> _DIRECTIONS_
1) Answer these questions using the comment on eating meat, one line each, marking your answers (a), (b) and (c):
(a) What activity led the writer to give up the pursuit of sustainable hunting?
(b) Which species are named as common North American examples of over-populated species that can be hunted?
(c) What would the writer sometimes eat after lifting weights or running particularly far?
2) Summarize the comment on eating meat in two sentences.
3) Reproduce word for word the part of the comment on eating meat that begins at the words "Having said that, the" and stops after the words "sustainable harvesting (hunting)".

> _EXCERPTED PASSAGE_
I'm not trying to overtly convince or coerce you here. I wish I'd more seriously considered the possibility of changing sooner, though. I suppose I maintained my status quo a little lazily for quite a long time despite caring about the possibility of change.

Having said that, the change you've already made makes an enormous difference in the scheme of things. Christ, I remember having meals where I would eat almost exclusively meat. Like an entire chicken after lifting weights or running particularly far. Totally excessive and bizarre in retrospect. Anyone eating moderately as you described has already shifted towards something resembling sustainability; it isn't really a problem in the scheme of things.


> sustainable harvesting (hunting)

I think I almost could be if the biomass of harvestable prey hadn't reduced so dramatically while the number of potential hunters has increased proportionately, if not more. Spearfishing is actually what lead me to give up the pursuit of sustainable hunting. No matter how ethically and fairly I try to harvest, I will only be contributing to the toll which is already countless orders of magnitude beyond something sustainable. In a sense, I was viewing my contribution to the problem too much as my own contribution rather than as part of a whole which is already far too excessive.

It's a tragedy of the commons. Wild land is too disrupted, oceans polluted and over-fished, and yet farming is too disgusting to contemplate supporting either. The best contribution I can make is to relieve pressure on the system and encourage others to consider doing the same (if they appear interested in listening, that is).

Even so, I'm grateful there are people out there who are willing to consider hunting as an alternative to farming. There are opportunities to hunt over-populated species which are harming ecosystems, for example, which at least has something of a positive impact on the places where the hunting occurs. Wild pigs and deer are common examples in North America. I can't bring myself to do it though, as I'm an invasive species not much unlike the pigs or deer.

> this has put me more at ease with eating meat as we are omnivorous predators in the food chain

I contemplate this at times too. It's not irrational at all. We are omnivores and we are part of the food chain, and there's nothing special about us in that regard.

However, since we're so dramatically over-populated compared to the species we eat (outside of farming, at least), it seems wise not to eat animals so often given that we don't need to and our impact on the food chain is significantly outsized compared to other species. It could be argued that we have something like a practical, moral, and ethical impetus to preserve the food chain such that we can now and in the future continue to sustain the food web we have such immense impacts on. Not only for the lives of the animals we eat and share the world with, but for the future humans of the earth as well.


This comment is very compelling. Thank-you for opening my mind a bit.

> _EXTRACTED INFORMATION_
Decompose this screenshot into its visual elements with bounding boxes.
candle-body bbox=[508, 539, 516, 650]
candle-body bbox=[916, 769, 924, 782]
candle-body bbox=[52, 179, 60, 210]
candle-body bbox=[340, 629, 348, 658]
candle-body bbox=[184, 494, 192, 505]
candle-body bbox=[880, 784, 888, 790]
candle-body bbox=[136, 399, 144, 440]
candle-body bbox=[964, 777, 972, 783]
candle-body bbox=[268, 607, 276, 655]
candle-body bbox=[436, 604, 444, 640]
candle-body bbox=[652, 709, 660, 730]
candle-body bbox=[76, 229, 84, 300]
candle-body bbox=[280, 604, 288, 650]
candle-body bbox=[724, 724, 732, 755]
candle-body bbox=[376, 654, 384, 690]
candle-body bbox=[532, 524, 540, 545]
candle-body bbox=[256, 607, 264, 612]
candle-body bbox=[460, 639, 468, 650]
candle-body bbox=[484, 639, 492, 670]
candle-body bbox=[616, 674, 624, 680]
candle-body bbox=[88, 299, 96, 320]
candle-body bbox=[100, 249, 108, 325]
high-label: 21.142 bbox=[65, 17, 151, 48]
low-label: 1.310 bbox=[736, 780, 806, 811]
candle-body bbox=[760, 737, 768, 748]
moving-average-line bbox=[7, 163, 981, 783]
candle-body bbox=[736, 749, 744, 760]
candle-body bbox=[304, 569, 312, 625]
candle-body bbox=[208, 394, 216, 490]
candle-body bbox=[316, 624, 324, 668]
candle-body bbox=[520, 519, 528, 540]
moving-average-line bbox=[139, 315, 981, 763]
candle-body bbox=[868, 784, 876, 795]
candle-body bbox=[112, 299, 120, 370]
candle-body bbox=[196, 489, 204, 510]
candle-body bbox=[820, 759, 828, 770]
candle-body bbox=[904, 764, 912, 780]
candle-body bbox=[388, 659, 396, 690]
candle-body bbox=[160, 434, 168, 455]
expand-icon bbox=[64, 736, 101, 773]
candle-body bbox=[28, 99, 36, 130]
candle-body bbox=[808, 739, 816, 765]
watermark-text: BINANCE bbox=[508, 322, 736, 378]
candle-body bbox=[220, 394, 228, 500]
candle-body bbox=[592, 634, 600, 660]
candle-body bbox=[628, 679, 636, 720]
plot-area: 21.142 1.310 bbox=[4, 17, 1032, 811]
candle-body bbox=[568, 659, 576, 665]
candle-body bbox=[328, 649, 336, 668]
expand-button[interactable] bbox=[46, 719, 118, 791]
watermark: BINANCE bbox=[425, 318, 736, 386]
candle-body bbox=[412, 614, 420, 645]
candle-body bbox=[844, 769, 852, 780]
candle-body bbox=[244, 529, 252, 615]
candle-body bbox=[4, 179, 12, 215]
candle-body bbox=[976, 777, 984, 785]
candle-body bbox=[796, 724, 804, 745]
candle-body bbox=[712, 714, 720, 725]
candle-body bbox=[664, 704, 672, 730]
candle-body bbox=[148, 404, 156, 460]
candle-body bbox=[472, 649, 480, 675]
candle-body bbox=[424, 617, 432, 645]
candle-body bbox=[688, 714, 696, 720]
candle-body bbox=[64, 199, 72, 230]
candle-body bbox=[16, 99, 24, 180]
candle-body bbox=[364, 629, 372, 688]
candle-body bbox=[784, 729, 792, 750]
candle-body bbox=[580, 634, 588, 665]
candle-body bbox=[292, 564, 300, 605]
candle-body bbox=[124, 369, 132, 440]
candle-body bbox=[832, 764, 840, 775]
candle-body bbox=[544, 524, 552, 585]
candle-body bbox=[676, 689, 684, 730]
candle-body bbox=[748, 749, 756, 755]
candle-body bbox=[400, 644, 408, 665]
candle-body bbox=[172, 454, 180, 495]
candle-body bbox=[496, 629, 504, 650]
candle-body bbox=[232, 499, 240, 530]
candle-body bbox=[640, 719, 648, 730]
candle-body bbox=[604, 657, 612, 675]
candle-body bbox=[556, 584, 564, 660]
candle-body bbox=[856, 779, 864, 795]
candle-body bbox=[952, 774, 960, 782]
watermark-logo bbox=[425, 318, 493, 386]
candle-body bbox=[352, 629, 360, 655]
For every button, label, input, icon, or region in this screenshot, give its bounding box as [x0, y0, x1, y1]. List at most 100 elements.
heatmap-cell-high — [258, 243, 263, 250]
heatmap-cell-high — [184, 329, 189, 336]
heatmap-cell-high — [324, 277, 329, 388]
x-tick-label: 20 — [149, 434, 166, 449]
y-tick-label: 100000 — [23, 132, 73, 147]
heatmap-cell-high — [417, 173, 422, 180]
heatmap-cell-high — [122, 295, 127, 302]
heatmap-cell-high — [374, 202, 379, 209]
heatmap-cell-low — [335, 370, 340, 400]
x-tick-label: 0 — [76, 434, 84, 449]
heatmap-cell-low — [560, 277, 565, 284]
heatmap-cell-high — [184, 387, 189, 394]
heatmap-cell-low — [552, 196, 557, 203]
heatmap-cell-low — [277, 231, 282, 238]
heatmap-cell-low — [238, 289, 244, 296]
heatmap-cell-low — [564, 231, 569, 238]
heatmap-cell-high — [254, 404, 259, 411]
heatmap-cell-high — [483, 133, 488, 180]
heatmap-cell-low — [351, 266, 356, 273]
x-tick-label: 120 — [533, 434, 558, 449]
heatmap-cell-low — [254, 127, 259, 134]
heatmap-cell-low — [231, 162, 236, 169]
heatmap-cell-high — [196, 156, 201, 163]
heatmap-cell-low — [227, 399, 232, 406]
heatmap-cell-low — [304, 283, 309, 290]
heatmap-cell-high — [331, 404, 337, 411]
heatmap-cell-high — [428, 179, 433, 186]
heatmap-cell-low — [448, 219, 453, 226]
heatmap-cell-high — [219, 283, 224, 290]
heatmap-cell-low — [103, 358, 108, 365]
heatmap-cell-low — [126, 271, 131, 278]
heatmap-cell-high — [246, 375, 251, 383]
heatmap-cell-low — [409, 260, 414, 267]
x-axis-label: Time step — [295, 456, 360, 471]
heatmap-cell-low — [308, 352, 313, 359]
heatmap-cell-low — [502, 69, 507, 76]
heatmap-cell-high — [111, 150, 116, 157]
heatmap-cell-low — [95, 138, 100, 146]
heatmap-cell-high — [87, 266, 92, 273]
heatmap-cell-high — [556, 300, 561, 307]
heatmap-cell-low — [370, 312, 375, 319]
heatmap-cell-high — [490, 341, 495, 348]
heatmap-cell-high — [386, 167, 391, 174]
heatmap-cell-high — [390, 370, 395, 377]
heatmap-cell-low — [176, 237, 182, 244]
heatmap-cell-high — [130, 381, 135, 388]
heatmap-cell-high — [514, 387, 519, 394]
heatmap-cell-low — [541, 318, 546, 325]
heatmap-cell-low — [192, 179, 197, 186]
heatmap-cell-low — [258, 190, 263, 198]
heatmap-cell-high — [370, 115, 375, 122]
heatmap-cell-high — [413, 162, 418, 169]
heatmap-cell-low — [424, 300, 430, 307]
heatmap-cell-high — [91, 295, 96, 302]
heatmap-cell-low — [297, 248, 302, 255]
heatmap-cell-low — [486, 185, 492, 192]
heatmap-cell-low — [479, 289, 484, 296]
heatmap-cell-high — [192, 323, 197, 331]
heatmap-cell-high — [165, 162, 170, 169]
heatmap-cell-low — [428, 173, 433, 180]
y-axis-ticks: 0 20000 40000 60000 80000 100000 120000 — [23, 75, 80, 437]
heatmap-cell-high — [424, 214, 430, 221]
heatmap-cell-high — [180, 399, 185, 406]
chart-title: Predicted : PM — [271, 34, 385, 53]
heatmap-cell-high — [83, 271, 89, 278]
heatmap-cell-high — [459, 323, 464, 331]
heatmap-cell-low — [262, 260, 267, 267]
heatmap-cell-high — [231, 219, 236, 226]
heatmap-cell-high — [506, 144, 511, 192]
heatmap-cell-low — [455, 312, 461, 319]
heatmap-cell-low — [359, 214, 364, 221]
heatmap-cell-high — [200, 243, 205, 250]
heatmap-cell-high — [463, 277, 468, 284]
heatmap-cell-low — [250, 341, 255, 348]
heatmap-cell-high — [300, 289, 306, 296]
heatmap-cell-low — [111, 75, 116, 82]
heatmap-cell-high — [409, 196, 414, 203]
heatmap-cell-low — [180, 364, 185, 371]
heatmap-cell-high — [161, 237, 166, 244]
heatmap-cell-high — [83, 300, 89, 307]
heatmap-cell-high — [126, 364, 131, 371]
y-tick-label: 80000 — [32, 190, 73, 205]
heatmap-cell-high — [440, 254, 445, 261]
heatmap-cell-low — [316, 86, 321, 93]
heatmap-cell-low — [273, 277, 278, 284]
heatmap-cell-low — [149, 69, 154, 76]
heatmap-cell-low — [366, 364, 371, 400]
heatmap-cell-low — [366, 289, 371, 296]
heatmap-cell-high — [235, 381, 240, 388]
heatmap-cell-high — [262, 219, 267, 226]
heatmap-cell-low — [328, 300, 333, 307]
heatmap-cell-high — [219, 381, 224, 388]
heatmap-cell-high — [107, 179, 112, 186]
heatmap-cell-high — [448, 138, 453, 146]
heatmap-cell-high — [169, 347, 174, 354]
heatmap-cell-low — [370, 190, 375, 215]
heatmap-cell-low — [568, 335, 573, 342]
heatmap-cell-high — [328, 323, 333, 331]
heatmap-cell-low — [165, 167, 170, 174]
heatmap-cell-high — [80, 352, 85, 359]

> _RESPONSE LIST_
1)
(a) Spearfishing.
(b) Wild pigs and deer.
(c) An entire chicken.

2) The writer once ate meals of almost exclusively meat. The writer gave up pursuing sustainable hunting because the toll on wild prey is already far beyond sustainable, and argues that human over-population and outsized impact on the food chain make it wise to eat animals less often.

3)
Having said that, the change you've already made makes an enormous difference in the scheme of things. Christ, I remember having meals where I would eat almost exclusively meat. Like an entire chicken after lifting weights or running particularly far. Totally excessive and bizarre in retrospect. Anyone eating moderately as you described has already shifted towards something resembling sustainability; it isn't really a problem in the scheme of things.


> sustainable harvesting (hunting)